**Task to complete:** Write every record out again exactly as given.

※ ※ ※

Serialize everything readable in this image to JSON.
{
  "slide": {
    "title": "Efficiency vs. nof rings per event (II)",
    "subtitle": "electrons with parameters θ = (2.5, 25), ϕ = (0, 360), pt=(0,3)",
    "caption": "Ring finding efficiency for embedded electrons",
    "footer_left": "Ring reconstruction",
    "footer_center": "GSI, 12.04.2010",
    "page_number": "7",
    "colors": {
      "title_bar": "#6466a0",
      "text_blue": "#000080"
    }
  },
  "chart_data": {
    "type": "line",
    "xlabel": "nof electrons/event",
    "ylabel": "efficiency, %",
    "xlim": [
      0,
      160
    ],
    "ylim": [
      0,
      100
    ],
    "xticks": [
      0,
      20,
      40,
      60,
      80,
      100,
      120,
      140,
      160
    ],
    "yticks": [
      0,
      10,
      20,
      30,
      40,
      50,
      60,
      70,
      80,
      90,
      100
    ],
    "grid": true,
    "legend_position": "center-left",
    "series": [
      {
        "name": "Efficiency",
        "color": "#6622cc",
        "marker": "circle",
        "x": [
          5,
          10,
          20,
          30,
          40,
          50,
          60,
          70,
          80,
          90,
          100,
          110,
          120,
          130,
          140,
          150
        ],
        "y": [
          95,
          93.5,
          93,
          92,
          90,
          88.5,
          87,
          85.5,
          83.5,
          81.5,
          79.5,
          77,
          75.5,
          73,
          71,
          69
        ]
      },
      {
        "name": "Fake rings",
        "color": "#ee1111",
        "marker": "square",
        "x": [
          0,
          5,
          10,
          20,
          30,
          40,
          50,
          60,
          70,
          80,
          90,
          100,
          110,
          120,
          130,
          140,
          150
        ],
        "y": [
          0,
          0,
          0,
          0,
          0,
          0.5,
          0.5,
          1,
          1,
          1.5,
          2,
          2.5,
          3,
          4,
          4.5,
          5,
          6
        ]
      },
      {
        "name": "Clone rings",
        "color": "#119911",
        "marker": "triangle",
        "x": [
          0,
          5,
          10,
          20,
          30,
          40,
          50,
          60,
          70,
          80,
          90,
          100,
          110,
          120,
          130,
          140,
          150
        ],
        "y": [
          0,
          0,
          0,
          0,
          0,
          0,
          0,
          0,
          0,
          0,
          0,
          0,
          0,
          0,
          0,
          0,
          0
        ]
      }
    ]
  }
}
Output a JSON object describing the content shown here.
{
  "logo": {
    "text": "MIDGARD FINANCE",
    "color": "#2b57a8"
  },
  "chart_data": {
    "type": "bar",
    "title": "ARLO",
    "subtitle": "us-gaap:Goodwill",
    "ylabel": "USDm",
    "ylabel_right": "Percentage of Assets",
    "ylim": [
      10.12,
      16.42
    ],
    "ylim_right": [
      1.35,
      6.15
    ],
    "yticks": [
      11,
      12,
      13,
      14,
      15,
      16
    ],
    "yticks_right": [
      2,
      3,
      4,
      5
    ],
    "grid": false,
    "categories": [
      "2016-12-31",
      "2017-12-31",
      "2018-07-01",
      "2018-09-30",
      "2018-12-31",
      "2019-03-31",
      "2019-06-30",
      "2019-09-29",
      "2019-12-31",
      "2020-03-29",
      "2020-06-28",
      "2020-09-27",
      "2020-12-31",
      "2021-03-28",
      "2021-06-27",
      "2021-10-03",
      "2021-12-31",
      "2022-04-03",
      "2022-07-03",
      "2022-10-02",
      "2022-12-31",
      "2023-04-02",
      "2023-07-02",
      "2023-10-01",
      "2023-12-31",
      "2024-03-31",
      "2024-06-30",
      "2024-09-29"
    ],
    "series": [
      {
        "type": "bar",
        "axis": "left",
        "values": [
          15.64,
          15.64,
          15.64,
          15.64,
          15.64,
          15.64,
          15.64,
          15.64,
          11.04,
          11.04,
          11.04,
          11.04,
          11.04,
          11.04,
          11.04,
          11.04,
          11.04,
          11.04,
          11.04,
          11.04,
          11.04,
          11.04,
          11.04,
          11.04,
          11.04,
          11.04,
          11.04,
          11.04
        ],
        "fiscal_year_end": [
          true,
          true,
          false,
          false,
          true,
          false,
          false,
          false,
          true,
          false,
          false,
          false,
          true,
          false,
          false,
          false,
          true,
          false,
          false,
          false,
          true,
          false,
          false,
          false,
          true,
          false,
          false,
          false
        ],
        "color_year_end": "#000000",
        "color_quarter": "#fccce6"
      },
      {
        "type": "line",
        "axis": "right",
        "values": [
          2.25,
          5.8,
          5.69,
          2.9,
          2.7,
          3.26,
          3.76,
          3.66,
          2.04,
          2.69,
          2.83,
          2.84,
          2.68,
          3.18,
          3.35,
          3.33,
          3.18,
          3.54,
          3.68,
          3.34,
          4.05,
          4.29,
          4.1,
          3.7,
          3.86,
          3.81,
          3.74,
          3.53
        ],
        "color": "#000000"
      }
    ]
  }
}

※ ※ ※

**Answer to this problem:**
Serialize everything readable in this image to JSON.
{
  "slide": {
    "title": "Efficiency vs. nof rings per event (II)",
    "subtitle": "electrons with parameters θ = (2.5, 25), ϕ = (0, 360), pt=(0,3)",
    "caption": "Ring finding efficiency for embedded electrons",
    "footer_left": "Ring reconstruction",
    "footer_center": "GSI, 12.04.2010",
    "page_number": "7",
    "colors": {
      "title_bar": "#6466a0",
      "text_blue": "#000080"
    }
  },
  "chart_data": {
    "type": "line",
    "xlabel": "nof electrons/event",
    "ylabel": "efficiency, %",
    "xlim": [
      0,
      160
    ],
    "ylim": [
      0,
      100
    ],
    "xticks": [
      0,
      20,
      40,
      60,
      80,
      100,
      120,
      140,
      160
    ],
    "yticks": [
      0,
      10,
      20,
      30,
      40,
      50,
      60,
      70,
      80,
      90,
      100
    ],
    "grid": true,
    "legend_position": "center-left",
    "series": [
      {
        "name": "Efficiency",
        "color": "#6622cc",
        "marker": "circle",
        "x": [
          5,
          10,
          20,
          30,
          40,
          50,
          60,
          70,
          80,
          90,
          100,
          110,
          120,
          130,
          140,
          150
        ],
        "y": [
          95,
          93.5,
          93,
          92,
          90,
          88.5,
          87,
          85.5,
          83.5,
          81.5,
          79.5,
          77,
          75.5,
          73,
          71,
          69
        ]
      },
      {
        "name": "Fake rings",
        "color": "#ee1111",
        "marker": "square",
        "x": [
          0,
          5,
          10,
          20,
          30,
          40,
          50,
          60,
          70,
          80,
          90,
          100,
          110,
          120,
          130,
          140,
          150
        ],
        "y": [
          0,
          0,
          0,
          0,
          0,
          0.5,
          0.5,
          1,
          1,
          1.5,
          2,
          2.5,
          3,
          4,
          4.5,
          5,
          6
        ]
      },
      {
        "name": "Clone rings",
        "color": "#119911",
        "marker": "triangle",
        "x": [
          0,
          5,
          10,
          20,
          30,
          40,
          50,
          60,
          70,
          80,
          90,
          100,
          110,
          120,
          130,
          140,
          150
        ],
        "y": [
          0,
          0,
          0,
          0,
          0,
          0,
          0,
          0,
          0,
          0,
          0,
          0,
          0,
          0,
          0,
          0,
          0
        ]
      }
    ]
  }
}
Output a JSON object describing the content shown here.
{
  "logo": {
    "text": "MIDGARD FINANCE",
    "color": "#2b57a8"
  },
  "chart_data": {
    "type": "bar",
    "title": "ARLO",
    "subtitle": "us-gaap:Goodwill",
    "ylabel": "USDm",
    "ylabel_right": "Percentage of Assets",
    "ylim": [
      10.12,
      16.42
    ],
    "ylim_right": [
      1.35,
      6.15
    ],
    "yticks": [
      11,
      12,
      13,
      14,
      15,
      16
    ],
    "yticks_right": [
      2,
      3,
      4,
      5
    ],
    "grid": false,
    "categories": [
      "2016-12-31",
      "2017-12-31",
      "2018-07-01",
      "2018-09-30",
      "2018-12-31",
      "2019-03-31",
      "2019-06-30",
      "2019-09-29",
      "2019-12-31",
      "2020-03-29",
      "2020-06-28",
      "2020-09-27",
      "2020-12-31",
      "2021-03-28",
      "2021-06-27",
      "2021-10-03",
      "2021-12-31",
      "2022-04-03",
      "2022-07-03",
      "2022-10-02",
      "2022-12-31",
      "2023-04-02",
      "2023-07-02",
      "2023-10-01",
      "2023-12-31",
      "2024-03-31",
      "2024-06-30",
      "2024-09-29"
    ],
    "series": [
      {
        "type": "bar",
        "axis": "left",
        "values": [
          15.64,
          15.64,
          15.64,
          15.64,
          15.64,
          15.64,
          15.64,
          15.64,
          11.04,
          11.04,
          11.04,
          11.04,
          11.04,
          11.04,
          11.04,
          11.04,
          11.04,
          11.04,
          11.04,
          11.04,
          11.04,
          11.04,
          11.04,
          11.04,
          11.04,
          11.04,
          11.04,
          11.04
        ],
        "fiscal_year_end": [
          true,
          true,
          false,
          false,
          true,
          false,
          false,
          false,
          true,
          false,
          false,
          false,
          true,
          false,
          false,
          false,
          true,
          false,
          false,
          false,
          true,
          false,
          false,
          false,
          true,
          false,
          false,
          false
        ],
        "color_year_end": "#000000",
        "color_quarter": "#fccce6"
      },
      {
        "type": "line",
        "axis": "right",
        "values": [
          2.25,
          5.8,
          5.69,
          2.9,
          2.7,
          3.26,
          3.76,
          3.66,
          2.04,
          2.69,
          2.83,
          2.84,
          2.68,
          3.18,
          3.35,
          3.33,
          3.18,
          3.54,
          3.68,
          3.34,
          4.05,
          4.29,
          4.1,
          3.7,
          3.86,
          3.81,
          3.74,
          3.53
        ],
        "color": "#000000"
      }
    ]
  }
}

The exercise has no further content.